For those inclined to participate in the electoral circus—and given the choices presented by the two major parties, especially on the key issue of war and an increasingly imperial American foreign policy, one can understand an inclination simply to abstain—the question is what kind of vote will best send a message to the system about the importance of your core political values.

I would respectfully suggest that a vote for Libertarian Party presidential candidate Michael Badnarik, and for Libertarians running for other offices, is the most efficacious way to do so.

It’s not a perfect way to telegraph a message, and Michael Badnarik is not a perfect candidate. But by its nature the electoral system does not offer ideal choices, simply those that have managed to claw their way to party nominations and ballot status. For conservatives who treasure the Old Republic and recoil from the interventionist foreign policies that have led to so much American blood being needlessly spilled and treasure unnecessarily wasted, while posing an ongoing danger to constitutional principles, the Libertarian Party is the best option in 2004.

John Kerry, however tempting it might be to contemplate a divided government (assuming Republicans maintain control of Congress) mired in glorious gridlock, simply will not do. His short-term solution to Iraq is more troops, and while he questions in retrospect the Bush administration’s decision-making and lack of planning, he is an unalloyed international interventionist unwilling to question the Wilsonian underpinnings of current American foreign policy. His explanation of his vote to authorize the use of force if needed is more ominous than if he had supported the Iraq War enthusiastically. The president should have that power, he explained, whining only that Bush had misused it.

On domestic policy, of course, his voting record is to the left of Teddy Kennedy, suggesting a slew of spending initiatives, not all of which a Republican Congress—especially one conditioned to higher spending by four years of Bush 43—will resist or block.

George W. Bush richly deserves to be punished at the polls. He got the United States into a war of aggression in Iraq that is likely to be followed, in a best-case scenario, by a long and difficult occupation that will inspire increasing hatred of the United States among people likely to express their hatred in unpleasant ways toward innocent Americans.

▶ [STORED DATA]
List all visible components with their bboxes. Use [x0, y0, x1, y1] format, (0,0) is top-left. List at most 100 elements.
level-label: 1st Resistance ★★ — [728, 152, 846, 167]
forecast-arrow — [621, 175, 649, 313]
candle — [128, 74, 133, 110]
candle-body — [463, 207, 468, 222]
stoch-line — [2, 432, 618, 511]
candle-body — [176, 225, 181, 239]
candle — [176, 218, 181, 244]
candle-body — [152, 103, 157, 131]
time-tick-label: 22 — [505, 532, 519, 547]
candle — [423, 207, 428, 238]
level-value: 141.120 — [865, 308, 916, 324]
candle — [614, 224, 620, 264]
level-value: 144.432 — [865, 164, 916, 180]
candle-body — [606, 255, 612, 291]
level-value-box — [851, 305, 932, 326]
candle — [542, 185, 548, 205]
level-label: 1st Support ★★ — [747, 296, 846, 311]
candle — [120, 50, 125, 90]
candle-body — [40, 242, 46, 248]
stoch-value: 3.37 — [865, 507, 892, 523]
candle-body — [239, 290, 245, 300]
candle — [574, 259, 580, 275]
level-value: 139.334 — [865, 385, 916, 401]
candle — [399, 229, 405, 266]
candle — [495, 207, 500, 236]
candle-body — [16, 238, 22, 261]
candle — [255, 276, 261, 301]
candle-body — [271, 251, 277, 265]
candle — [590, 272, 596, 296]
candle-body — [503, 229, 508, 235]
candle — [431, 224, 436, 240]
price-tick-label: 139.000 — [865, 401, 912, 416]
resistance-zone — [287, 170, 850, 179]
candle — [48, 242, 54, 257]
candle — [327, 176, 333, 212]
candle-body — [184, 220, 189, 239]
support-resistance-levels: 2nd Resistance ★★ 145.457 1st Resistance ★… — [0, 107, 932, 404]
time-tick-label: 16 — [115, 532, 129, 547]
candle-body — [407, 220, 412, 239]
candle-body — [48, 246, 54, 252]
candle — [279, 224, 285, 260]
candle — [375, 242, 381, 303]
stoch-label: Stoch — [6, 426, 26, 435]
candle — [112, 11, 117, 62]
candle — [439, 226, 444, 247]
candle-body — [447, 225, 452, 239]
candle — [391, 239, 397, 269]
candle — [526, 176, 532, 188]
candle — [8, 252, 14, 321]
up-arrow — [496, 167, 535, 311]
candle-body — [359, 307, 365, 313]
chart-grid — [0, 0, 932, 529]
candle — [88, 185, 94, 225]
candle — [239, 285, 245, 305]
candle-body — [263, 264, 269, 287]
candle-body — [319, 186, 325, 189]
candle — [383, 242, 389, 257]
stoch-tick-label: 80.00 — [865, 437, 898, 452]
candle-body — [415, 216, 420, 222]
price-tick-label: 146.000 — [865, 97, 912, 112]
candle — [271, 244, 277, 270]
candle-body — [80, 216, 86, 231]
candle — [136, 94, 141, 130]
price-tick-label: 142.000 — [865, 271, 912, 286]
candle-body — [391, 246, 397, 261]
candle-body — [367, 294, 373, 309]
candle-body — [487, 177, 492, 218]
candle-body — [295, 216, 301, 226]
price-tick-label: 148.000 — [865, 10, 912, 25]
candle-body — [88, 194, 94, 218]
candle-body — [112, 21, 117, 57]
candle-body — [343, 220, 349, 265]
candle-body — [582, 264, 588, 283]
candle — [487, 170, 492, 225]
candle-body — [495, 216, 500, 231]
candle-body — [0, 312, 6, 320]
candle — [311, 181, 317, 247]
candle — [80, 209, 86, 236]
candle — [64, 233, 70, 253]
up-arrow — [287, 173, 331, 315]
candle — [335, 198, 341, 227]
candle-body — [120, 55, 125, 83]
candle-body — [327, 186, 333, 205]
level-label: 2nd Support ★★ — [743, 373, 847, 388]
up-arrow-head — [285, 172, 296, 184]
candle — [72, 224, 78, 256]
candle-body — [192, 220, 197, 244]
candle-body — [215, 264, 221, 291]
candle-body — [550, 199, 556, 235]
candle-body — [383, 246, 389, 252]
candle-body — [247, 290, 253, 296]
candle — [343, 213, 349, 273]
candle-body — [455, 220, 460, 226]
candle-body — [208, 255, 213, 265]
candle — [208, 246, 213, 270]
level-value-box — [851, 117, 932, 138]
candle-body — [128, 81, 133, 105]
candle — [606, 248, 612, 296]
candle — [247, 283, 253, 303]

▶ [COMPLETE THE FOLLOWING]
**a.** Return the passage of the 2004 election essay from "I would respectfully" up to and including "option in 2004.", word for word.
**b.** Answer these questions from the 2004 election essay:
(i) Which presidential candidate does the writer recommend voting for, and for which party?
(ii) What is John Kerry's short-term solution to Iraq?
(iii) Whose record is John Kerry's domestic voting record compared to?
**c.** In one to three sentences, give the reason the 2004 election essay offers for saying that George W. Bush deserves to be punished at the polls.
The material plays no part in this.

▶ [FINAL ANSWERS]
**a.**
I would respectfully suggest that a vote for Libertarian Party presidential candidate Michael Badnarik, and for Libertarians running for other offices, is the most efficacious way to do so.

It’s not a perfect way to telegraph a message, and Michael Badnarik is not a perfect candidate. But by its nature the electoral system does not offer ideal choices, simply those that have managed to claw their way to party nominations and ballot status. For conservatives who treasure the Old Republic and recoil from the interventionist foreign policies that have led to so much American blood being needlessly spilled and treasure unnecessarily wasted, while posing an ongoing danger to constitutional principles, the Libertarian Party is the best option in 2004.

**b.**
(i) Michael Badnarik, the Libertarian Party candidate.
(ii) More troops.
(iii) Teddy Kennedy's. Kerry's record is said to be to the left of it.

**c.** He got the United States into a war of aggression in Iraq that, even in the best case, is likely to be followed by a long and difficult occupation. That occupation will inspire increasing hatred of the United States among people likely to express it in unpleasant ways toward innocent Americans.